Copy out every line of the entries below word for word, leaving out the pictures.

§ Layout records

## Begin

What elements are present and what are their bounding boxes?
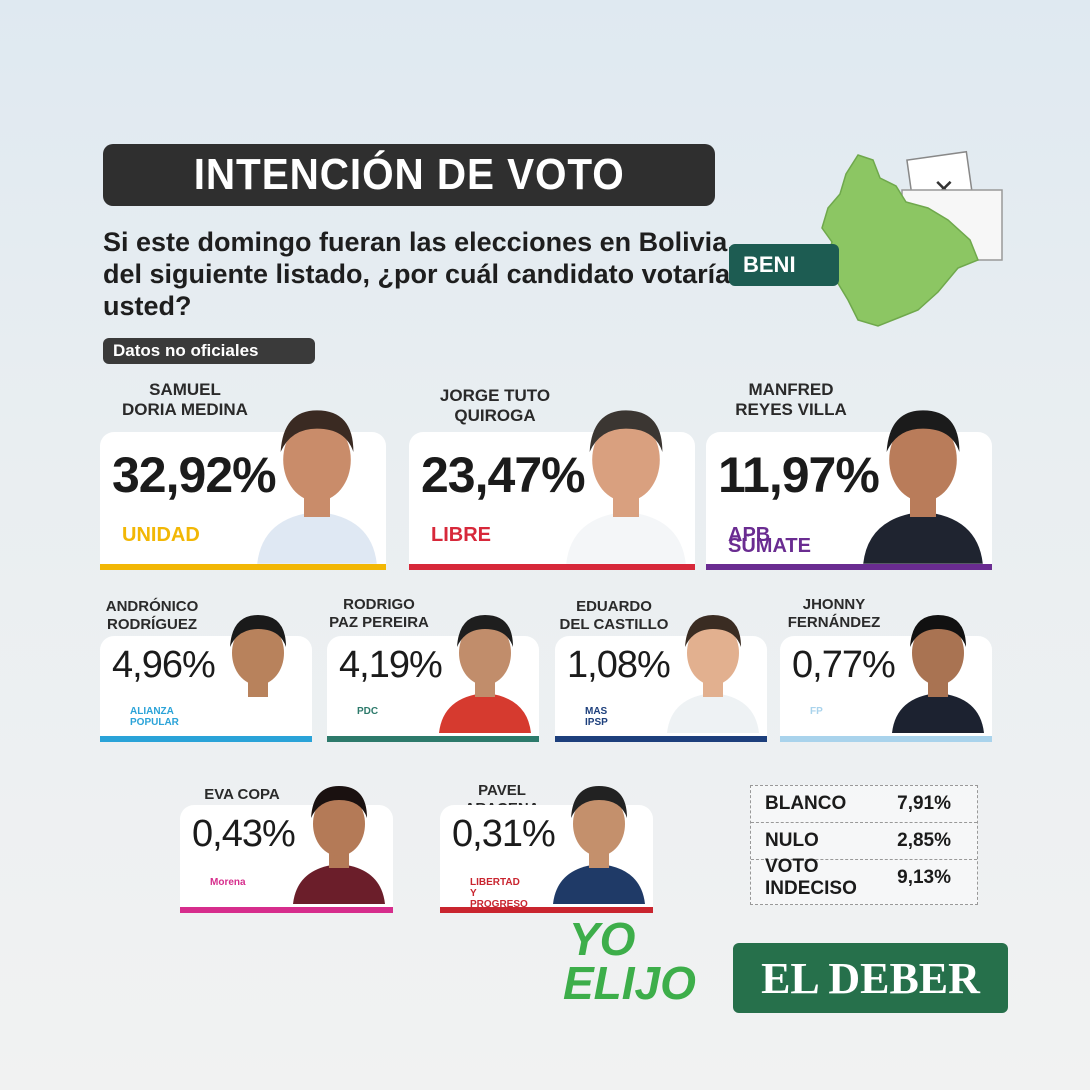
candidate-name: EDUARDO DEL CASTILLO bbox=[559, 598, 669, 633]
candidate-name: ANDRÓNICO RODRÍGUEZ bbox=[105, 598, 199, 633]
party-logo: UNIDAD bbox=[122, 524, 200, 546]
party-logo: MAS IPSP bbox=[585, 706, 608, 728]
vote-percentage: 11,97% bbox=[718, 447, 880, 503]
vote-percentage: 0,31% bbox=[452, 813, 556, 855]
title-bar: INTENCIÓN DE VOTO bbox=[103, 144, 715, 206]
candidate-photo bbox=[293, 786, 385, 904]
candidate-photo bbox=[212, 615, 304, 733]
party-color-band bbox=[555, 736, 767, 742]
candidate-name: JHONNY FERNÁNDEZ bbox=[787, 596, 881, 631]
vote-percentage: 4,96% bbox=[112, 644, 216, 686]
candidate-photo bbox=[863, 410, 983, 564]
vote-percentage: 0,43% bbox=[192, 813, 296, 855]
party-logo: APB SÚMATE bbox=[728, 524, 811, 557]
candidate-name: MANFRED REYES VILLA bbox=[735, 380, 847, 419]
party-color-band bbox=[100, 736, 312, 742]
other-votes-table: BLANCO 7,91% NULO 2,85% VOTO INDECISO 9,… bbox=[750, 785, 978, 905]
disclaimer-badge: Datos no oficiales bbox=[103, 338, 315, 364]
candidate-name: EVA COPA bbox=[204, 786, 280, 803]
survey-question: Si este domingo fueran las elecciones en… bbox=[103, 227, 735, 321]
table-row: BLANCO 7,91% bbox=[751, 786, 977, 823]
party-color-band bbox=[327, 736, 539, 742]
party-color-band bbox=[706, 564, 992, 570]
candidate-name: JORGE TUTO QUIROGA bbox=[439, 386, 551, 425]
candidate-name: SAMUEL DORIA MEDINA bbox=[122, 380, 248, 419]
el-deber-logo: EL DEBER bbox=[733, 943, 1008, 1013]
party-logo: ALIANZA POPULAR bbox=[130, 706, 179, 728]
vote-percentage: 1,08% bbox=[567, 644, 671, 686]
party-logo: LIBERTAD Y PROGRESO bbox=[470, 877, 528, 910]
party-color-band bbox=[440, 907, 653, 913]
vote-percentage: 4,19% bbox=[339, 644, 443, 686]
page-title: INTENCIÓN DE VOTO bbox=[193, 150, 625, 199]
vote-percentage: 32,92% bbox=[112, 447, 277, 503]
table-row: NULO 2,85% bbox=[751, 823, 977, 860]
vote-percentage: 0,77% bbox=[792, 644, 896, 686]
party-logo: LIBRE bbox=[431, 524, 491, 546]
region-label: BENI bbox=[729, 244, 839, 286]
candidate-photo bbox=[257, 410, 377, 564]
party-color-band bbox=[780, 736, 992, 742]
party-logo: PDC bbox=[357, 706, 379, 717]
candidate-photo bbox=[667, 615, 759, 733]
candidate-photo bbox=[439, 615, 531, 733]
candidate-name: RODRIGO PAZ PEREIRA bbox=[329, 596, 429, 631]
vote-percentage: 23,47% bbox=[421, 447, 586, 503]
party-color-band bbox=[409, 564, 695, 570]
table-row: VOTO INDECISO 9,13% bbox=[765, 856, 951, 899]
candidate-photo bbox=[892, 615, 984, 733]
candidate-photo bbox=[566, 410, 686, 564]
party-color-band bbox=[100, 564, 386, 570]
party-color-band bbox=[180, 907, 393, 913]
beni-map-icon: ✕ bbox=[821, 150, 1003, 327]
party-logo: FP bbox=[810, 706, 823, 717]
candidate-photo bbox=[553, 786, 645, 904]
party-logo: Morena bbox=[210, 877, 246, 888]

## End

§ THE ANSWER
What elements are present and what are their bounding boxes?
candidate-name: EDUARDO DEL CASTILLO bbox=[559, 598, 669, 633]
candidate-name: ANDRÓNICO RODRÍGUEZ bbox=[105, 598, 199, 633]
party-logo: UNIDAD bbox=[122, 524, 200, 546]
party-logo: MAS IPSP bbox=[585, 706, 608, 728]
vote-percentage: 11,97% bbox=[718, 447, 880, 503]
vote-percentage: 0,31% bbox=[452, 813, 556, 855]
title-bar: INTENCIÓN DE VOTO bbox=[103, 144, 715, 206]
candidate-photo bbox=[293, 786, 385, 904]
candidate-photo bbox=[212, 615, 304, 733]
party-color-band bbox=[555, 736, 767, 742]
candidate-name: JHONNY FERNÁNDEZ bbox=[787, 596, 881, 631]
vote-percentage: 4,96% bbox=[112, 644, 216, 686]
candidate-photo bbox=[863, 410, 983, 564]
vote-percentage: 0,43% bbox=[192, 813, 296, 855]
party-logo: APB SÚMATE bbox=[728, 524, 811, 557]
candidate-name: MANFRED REYES VILLA bbox=[735, 380, 847, 419]
party-color-band bbox=[100, 736, 312, 742]
other-votes-table: BLANCO 7,91% NULO 2,85% VOTO INDECISO 9,… bbox=[750, 785, 978, 905]
disclaimer-badge: Datos no oficiales bbox=[103, 338, 315, 364]
candidate-name: EVA COPA bbox=[204, 786, 280, 803]
survey-question: Si este domingo fueran las elecciones en… bbox=[103, 227, 735, 321]
table-row: BLANCO 7,91% bbox=[751, 786, 977, 823]
party-color-band bbox=[327, 736, 539, 742]
party-color-band bbox=[706, 564, 992, 570]
candidate-name: JORGE TUTO QUIROGA bbox=[439, 386, 551, 425]
candidate-name: SAMUEL DORIA MEDINA bbox=[122, 380, 248, 419]
el-deber-logo: EL DEBER bbox=[733, 943, 1008, 1013]
party-logo: ALIANZA POPULAR bbox=[130, 706, 179, 728]
vote-percentage: 1,08% bbox=[567, 644, 671, 686]
party-logo: LIBERTAD Y PROGRESO bbox=[470, 877, 528, 910]
party-color-band bbox=[440, 907, 653, 913]
vote-percentage: 4,19% bbox=[339, 644, 443, 686]
page-title: INTENCIÓN DE VOTO bbox=[193, 150, 625, 199]
vote-percentage: 32,92% bbox=[112, 447, 277, 503]
table-row: NULO 2,85% bbox=[751, 823, 977, 860]
vote-percentage: 0,77% bbox=[792, 644, 896, 686]
party-logo: LIBRE bbox=[431, 524, 491, 546]
region-label: BENI bbox=[729, 244, 839, 286]
candidate-photo bbox=[257, 410, 377, 564]
party-color-band bbox=[780, 736, 992, 742]
party-logo: PDC bbox=[357, 706, 379, 717]
candidate-photo bbox=[667, 615, 759, 733]
candidate-photo bbox=[439, 615, 531, 733]
candidate-name: RODRIGO PAZ PEREIRA bbox=[329, 596, 429, 631]
vote-percentage: 23,47% bbox=[421, 447, 586, 503]
party-color-band bbox=[409, 564, 695, 570]
table-row: VOTO INDECISO 9,13% bbox=[765, 856, 951, 899]
candidate-photo bbox=[892, 615, 984, 733]
candidate-photo bbox=[566, 410, 686, 564]
party-color-band bbox=[100, 564, 386, 570]
party-color-band bbox=[180, 907, 393, 913]
beni-map-icon: ✕ bbox=[821, 150, 1003, 327]
party-logo: FP bbox=[810, 706, 823, 717]
candidate-photo bbox=[553, 786, 645, 904]
party-logo: Morena bbox=[210, 877, 246, 888]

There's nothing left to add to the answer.